GIVEN ENTRIES:

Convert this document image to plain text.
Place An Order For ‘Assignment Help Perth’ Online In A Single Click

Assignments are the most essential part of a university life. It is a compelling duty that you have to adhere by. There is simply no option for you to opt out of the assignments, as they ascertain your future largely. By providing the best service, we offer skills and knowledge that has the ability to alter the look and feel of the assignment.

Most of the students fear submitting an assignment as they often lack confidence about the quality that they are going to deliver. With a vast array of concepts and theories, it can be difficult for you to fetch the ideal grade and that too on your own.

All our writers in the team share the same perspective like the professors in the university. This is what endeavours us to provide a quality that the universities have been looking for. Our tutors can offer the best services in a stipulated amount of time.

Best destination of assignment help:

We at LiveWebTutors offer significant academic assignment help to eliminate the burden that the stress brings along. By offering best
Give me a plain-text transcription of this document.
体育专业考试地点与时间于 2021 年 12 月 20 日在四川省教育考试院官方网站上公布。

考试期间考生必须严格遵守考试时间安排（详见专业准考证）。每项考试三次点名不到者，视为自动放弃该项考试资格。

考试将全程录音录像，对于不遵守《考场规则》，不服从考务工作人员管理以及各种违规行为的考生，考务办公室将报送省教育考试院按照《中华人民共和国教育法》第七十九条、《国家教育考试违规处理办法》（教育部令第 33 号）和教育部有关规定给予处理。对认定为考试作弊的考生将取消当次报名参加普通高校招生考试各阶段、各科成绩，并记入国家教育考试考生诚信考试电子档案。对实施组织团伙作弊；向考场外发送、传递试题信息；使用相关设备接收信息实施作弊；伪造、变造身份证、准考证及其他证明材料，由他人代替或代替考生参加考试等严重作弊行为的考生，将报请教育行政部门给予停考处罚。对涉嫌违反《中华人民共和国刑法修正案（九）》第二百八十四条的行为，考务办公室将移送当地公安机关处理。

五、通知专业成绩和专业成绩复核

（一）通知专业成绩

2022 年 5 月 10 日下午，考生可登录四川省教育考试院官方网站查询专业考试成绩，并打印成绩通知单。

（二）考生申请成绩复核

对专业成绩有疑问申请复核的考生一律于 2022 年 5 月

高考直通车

CHALLENGE: For the listing above, identify each line bearing "text".

THE RESULT:
Convert this document image to plain text.
Give me a plain-text transcription of this document.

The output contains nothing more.